[Layout records]
#####

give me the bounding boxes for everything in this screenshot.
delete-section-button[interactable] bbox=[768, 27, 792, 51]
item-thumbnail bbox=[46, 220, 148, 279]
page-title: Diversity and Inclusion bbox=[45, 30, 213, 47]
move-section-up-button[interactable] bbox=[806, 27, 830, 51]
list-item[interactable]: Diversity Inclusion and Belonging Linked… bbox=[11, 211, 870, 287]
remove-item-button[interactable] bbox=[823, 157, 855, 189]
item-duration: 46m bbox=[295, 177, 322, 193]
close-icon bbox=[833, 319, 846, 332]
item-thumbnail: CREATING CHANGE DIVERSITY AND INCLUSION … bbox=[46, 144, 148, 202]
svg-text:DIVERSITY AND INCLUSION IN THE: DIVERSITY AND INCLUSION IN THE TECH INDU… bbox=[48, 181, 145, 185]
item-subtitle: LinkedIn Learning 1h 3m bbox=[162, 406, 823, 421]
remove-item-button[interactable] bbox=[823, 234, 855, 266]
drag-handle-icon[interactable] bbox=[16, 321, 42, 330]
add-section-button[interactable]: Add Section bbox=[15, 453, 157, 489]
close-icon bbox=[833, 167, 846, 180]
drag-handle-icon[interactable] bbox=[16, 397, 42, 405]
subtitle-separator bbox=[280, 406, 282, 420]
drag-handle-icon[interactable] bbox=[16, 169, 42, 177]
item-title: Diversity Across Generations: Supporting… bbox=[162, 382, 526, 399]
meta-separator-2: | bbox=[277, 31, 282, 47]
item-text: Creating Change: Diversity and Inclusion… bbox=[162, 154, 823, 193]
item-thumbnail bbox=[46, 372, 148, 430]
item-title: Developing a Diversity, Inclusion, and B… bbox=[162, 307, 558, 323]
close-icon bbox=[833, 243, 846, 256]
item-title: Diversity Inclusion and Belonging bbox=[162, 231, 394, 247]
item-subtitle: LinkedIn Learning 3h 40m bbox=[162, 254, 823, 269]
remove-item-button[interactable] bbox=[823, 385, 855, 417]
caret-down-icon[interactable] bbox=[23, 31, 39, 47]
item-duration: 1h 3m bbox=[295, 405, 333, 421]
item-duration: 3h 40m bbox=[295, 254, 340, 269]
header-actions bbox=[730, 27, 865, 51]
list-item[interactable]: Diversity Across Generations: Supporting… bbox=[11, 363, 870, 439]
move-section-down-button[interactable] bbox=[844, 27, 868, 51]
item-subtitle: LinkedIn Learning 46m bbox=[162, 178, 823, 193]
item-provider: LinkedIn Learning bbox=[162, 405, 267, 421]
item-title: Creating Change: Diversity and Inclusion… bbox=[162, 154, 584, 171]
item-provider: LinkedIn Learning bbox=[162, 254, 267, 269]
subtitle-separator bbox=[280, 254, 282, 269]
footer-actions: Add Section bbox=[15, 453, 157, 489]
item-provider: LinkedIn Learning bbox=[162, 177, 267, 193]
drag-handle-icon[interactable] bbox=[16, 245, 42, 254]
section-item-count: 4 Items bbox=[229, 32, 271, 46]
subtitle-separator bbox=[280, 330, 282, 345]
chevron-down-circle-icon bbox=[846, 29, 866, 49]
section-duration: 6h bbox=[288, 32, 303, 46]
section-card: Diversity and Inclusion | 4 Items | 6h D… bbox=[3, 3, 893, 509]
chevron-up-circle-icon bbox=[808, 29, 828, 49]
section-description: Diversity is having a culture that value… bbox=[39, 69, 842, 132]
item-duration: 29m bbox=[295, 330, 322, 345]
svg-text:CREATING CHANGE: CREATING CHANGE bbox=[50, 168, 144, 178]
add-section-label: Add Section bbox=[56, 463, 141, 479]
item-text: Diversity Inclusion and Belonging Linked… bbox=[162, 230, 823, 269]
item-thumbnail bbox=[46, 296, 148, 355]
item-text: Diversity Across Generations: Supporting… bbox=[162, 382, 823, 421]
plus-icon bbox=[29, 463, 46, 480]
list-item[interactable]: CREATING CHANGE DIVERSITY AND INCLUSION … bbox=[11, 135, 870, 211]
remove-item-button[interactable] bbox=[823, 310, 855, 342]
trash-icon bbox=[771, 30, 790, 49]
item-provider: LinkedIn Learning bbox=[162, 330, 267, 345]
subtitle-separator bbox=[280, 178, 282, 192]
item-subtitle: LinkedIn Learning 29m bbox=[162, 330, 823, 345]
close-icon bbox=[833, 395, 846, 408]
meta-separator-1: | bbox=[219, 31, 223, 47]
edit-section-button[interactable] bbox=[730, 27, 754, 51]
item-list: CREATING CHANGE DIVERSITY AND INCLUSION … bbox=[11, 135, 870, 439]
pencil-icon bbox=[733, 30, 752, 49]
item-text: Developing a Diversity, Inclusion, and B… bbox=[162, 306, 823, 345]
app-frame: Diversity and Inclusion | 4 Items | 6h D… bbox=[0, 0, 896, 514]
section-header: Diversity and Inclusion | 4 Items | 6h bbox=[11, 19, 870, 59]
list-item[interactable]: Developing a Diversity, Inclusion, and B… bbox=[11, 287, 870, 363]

#####

__SHORT PROBLEM__
Reproduce word for word the part of the entries that opens with their first line and closes with the line containing "item-title: Diversity Across", including both of those lines.

__ANSWER TO THIS PROBLEM__
give me the bounding boxes for everything in this screenshot.
delete-section-button[interactable] bbox=[768, 27, 792, 51]
item-thumbnail bbox=[46, 220, 148, 279]
page-title: Diversity and Inclusion bbox=[45, 30, 213, 47]
move-section-up-button[interactable] bbox=[806, 27, 830, 51]
list-item[interactable]: Diversity Inclusion and Belonging Linked… bbox=[11, 211, 870, 287]
remove-item-button[interactable] bbox=[823, 157, 855, 189]
item-duration: 46m bbox=[295, 177, 322, 193]
close-icon bbox=[833, 319, 846, 332]
item-thumbnail: CREATING CHANGE DIVERSITY AND INCLUSION … bbox=[46, 144, 148, 202]
svg-text:DIVERSITY AND INCLUSION IN THE: DIVERSITY AND INCLUSION IN THE TECH INDU… bbox=[48, 181, 145, 185]
item-subtitle: LinkedIn Learning 1h 3m bbox=[162, 406, 823, 421]
remove-item-button[interactable] bbox=[823, 234, 855, 266]
drag-handle-icon[interactable] bbox=[16, 321, 42, 330]
add-section-button[interactable]: Add Section bbox=[15, 453, 157, 489]
close-icon bbox=[833, 167, 846, 180]
drag-handle-icon[interactable] bbox=[16, 397, 42, 405]
subtitle-separator bbox=[280, 406, 282, 420]
drag-handle-icon[interactable] bbox=[16, 169, 42, 177]
item-title: Diversity Across Generations: Supporting… bbox=[162, 382, 526, 399]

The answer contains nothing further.